_Directions_. Reproduce the whole listing, character for character.

_Recorded data_.
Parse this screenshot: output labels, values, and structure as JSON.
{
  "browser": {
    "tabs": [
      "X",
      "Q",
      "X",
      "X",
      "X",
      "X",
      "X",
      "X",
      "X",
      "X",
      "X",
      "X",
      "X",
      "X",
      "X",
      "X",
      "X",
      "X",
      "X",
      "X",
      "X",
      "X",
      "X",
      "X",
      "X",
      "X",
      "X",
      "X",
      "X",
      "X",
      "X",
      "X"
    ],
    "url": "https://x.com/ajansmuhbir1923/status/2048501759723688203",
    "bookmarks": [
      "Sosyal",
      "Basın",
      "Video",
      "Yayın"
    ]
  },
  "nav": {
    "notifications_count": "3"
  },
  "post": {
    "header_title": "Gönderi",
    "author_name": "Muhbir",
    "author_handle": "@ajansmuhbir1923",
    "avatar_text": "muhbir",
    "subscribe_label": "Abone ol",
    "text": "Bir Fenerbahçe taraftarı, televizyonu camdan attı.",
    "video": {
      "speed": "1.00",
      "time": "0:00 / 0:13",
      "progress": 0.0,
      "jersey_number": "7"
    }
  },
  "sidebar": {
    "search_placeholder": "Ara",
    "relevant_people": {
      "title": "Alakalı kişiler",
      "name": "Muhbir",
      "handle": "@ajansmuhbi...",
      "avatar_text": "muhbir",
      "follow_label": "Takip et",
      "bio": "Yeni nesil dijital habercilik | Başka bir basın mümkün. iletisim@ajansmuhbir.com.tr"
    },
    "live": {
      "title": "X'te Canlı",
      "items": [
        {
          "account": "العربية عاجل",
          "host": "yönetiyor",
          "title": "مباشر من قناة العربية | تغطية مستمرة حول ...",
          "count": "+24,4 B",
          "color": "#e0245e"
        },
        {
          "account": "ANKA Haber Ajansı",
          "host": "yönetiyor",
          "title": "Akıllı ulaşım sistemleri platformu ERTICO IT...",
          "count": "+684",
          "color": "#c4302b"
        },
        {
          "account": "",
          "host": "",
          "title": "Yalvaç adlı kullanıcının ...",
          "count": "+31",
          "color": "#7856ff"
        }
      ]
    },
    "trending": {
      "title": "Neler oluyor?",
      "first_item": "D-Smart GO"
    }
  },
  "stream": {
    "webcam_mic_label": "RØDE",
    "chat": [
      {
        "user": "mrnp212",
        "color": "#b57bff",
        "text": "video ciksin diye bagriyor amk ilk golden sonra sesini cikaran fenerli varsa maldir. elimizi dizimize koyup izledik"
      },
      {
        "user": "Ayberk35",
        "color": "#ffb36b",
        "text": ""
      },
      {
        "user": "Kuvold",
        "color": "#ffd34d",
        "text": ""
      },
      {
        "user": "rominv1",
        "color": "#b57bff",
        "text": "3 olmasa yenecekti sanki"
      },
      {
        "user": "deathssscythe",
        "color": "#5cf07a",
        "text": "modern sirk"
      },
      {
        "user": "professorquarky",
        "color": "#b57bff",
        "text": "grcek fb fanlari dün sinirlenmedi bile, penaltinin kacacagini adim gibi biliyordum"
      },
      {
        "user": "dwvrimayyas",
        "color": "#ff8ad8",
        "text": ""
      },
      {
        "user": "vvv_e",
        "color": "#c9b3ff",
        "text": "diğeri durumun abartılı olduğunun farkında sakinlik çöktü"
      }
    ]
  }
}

_Exercise response_.
Parse this screenshot: output labels, values, and structure as JSON.
{
  "browser": {
    "tabs": [
      "X",
      "Q",
      "X",
      "X",
      "X",
      "X",
      "X",
      "X",
      "X",
      "X",
      "X",
      "X",
      "X",
      "X",
      "X",
      "X",
      "X",
      "X",
      "X",
      "X",
      "X",
      "X",
      "X",
      "X",
      "X",
      "X",
      "X",
      "X",
      "X",
      "X",
      "X",
      "X"
    ],
    "url": "https://x.com/ajansmuhbir1923/status/2048501759723688203",
    "bookmarks": [
      "Sosyal",
      "Basın",
      "Video",
      "Yayın"
    ]
  },
  "nav": {
    "notifications_count": "3"
  },
  "post": {
    "header_title": "Gönderi",
    "author_name": "Muhbir",
    "author_handle": "@ajansmuhbir1923",
    "avatar_text": "muhbir",
    "subscribe_label": "Abone ol",
    "text": "Bir Fenerbahçe taraftarı, televizyonu camdan attı.",
    "video": {
      "speed": "1.00",
      "time": "0:00 / 0:13",
      "progress": 0.0,
      "jersey_number": "7"
    }
  },
  "sidebar": {
    "search_placeholder": "Ara",
    "relevant_people": {
      "title": "Alakalı kişiler",
      "name": "Muhbir",
      "handle": "@ajansmuhbi...",
      "avatar_text": "muhbir",
      "follow_label": "Takip et",
      "bio": "Yeni nesil dijital habercilik | Başka bir basın mümkün. iletisim@ajansmuhbir.com.tr"
    },
    "live": {
      "title": "X'te Canlı",
      "items": [
        {
          "account": "العربية عاجل",
          "host": "yönetiyor",
          "title": "مباشر من قناة العربية | تغطية مستمرة حول ...",
          "count": "+24,4 B",
          "color": "#e0245e"
        },
        {
          "account": "ANKA Haber Ajansı",
          "host": "yönetiyor",
          "title": "Akıllı ulaşım sistemleri platformu ERTICO IT...",
          "count": "+684",
          "color": "#c4302b"
        },
        {
          "account": "",
          "host": "",
          "title": "Yalvaç adlı kullanıcının ...",
          "count": "+31",
          "color": "#7856ff"
        }
      ]
    },
    "trending": {
      "title": "Neler oluyor?",
      "first_item": "D-Smart GO"
    }
  },
  "stream": {
    "webcam_mic_label": "RØDE",
    "chat": [
      {
        "user": "mrnp212",
        "color": "#b57bff",
        "text": "video ciksin diye bagriyor amk ilk golden sonra sesini cikaran fenerli varsa maldir. elimizi dizimize koyup izledik"
      },
      {
        "user": "Ayberk35",
        "color": "#ffb36b",
        "text": ""
      },
      {
        "user": "Kuvold",
        "color": "#ffd34d",
        "text": ""
      },
      {
        "user": "rominv1",
        "color": "#b57bff",
        "text": "3 olmasa yenecekti sanki"
      },
      {
        "user": "deathssscythe",
        "color": "#5cf07a",
        "text": "modern sirk"
      },
      {
        "user": "professorquarky",
        "color": "#b57bff",
        "text": "grcek fb fanlari dün sinirlenmedi bile, penaltinin kacacagini adim gibi biliyordum"
      },
      {
        "user": "dwvrimayyas",
        "color": "#ff8ad8",
        "text": ""
      },
      {
        "user": "vvv_e",
        "color": "#c9b3ff",
        "text": "diğeri durumun abartılı olduğunun farkında sakinlik çöktü"
      }
    ]
  }
}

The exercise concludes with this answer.